▶ [Compito da svolgere]
Nel brano di riferimento, per quale dominio l'Fbi ha ottenuto da un giudice un ordine di sequestro?

▶ [Brano di riferimento]
-.-.-
Le infezioni sono state registrate in 54 Paesi anche se avrebbero rallentato a partire dal 2016. Tuttavia nelle ultime settimane ci sarebbe stato un ritorno di fiamma delle infezioni, specie in Ucraina, insieme a nuove avanzate funzionalità del malware, e tutto ciò avrebbe spinto Cisco a uscire in fretta con un rapporto preliminare. Probabilmente però la decisione è legata anche a quanto avvenuto poco dopo. Perché in concomitanza l’Fbi si stava preparando ad entrare in azione.
L’intervento dell’Fbi
L’agenzia federale investigativa americana ha infatti ottenuto da un giudice un ordine di sequestro del dominio ToKnowAll[.]com con cui gli hacker controllavano la rete di dispositivi infetti (botnet), di fatto prendendo a sua volta il controllo del traffico degli apparecchi (una pratica nota come sinkholing). La mossa dovrebbe impedire agli attaccanti di riattivare il malware dopo il riavvio del router, e l’Fbi, riferisce il Daily Beast, starebbe raccogliendo gli indirizzi IP di ogni dispositivo compromesso in modo da ripulire le infezioni, avvisando i vari Isp, i fornitori di connessione internet, o gli stessi utenti. Che dovrebbero quanto meno riavviare il router. Secondo Ars Technica, sarebbe consigliabile invece almeno un factory reset dei dispositivi. Purtroppo in questa fase non è semplice capire se un router sia stato colpito, né è chiaro come i dispositivi siano stati infettati inizialmente.
-.-.-
▶ [Materiale fornito]
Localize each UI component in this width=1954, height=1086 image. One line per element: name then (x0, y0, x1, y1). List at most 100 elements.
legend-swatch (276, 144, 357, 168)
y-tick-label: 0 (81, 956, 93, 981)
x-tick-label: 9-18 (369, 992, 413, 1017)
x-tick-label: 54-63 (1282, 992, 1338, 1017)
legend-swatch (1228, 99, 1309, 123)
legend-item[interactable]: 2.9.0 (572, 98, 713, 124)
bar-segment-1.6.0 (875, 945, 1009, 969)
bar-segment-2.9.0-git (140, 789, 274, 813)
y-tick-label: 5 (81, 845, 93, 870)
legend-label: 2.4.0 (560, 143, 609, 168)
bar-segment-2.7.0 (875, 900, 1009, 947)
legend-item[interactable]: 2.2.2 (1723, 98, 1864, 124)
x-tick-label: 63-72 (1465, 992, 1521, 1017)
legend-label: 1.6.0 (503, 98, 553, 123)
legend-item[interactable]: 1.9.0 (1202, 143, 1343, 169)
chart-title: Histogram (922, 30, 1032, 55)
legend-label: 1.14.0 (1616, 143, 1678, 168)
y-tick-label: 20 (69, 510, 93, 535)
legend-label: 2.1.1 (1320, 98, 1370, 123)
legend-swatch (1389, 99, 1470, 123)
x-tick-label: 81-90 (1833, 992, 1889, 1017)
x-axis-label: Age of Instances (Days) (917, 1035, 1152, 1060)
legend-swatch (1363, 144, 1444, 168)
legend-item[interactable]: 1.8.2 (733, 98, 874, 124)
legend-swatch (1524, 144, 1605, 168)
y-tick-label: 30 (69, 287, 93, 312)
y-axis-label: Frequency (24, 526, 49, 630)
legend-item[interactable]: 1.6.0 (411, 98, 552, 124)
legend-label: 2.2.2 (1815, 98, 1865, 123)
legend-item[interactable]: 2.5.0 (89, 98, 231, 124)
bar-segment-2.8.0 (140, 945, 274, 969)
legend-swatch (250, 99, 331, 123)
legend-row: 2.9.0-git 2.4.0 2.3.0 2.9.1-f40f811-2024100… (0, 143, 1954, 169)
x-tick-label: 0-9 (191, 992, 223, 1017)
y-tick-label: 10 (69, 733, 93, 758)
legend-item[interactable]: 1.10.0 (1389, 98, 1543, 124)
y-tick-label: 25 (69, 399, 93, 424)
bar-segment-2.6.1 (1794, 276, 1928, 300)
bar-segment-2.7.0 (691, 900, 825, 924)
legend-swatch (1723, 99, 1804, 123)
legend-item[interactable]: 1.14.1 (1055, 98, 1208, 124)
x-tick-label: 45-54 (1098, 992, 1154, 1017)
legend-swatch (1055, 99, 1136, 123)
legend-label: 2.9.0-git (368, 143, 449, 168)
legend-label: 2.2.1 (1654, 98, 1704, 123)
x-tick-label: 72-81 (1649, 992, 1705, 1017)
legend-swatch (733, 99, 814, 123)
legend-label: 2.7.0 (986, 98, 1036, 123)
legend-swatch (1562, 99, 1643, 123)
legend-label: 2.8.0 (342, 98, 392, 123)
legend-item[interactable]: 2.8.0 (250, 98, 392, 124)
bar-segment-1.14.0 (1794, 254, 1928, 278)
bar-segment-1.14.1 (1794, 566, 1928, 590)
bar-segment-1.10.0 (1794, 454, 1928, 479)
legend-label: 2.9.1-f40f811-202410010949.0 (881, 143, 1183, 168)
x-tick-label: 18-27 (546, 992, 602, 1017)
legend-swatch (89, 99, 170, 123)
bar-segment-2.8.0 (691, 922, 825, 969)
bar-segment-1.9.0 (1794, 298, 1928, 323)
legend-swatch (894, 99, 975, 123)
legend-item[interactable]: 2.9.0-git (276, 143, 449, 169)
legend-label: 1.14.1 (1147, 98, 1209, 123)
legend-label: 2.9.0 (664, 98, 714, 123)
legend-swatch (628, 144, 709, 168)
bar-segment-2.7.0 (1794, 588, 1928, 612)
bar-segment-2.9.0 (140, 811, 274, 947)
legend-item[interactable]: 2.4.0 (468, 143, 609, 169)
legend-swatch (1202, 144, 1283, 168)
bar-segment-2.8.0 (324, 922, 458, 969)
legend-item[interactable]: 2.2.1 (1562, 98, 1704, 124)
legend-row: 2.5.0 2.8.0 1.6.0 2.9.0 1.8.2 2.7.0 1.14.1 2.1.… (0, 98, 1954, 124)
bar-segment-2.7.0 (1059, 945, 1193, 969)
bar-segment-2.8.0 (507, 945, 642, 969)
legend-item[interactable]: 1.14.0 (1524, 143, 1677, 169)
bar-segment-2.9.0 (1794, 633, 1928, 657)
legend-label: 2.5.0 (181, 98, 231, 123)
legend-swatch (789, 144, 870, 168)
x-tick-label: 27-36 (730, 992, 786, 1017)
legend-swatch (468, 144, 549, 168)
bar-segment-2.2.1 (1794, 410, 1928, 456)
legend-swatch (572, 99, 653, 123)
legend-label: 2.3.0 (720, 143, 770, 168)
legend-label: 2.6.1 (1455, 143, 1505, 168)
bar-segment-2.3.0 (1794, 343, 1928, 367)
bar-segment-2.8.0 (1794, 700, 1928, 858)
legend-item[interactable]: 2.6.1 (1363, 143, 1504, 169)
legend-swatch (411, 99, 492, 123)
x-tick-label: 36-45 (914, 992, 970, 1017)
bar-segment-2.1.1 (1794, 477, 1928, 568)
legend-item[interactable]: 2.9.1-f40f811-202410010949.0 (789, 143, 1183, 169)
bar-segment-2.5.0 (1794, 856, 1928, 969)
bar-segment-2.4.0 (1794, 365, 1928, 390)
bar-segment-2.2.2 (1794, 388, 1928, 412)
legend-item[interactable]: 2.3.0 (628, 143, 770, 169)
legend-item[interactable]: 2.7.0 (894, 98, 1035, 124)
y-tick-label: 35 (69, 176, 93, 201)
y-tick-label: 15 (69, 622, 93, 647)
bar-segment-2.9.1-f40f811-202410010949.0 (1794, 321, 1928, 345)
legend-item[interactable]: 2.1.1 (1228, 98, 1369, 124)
-.-.-
▶ [Soluzione]
ToKnowAll[.]com, il dominio con cui gli hacker controllavano la rete di dispositivi infetti.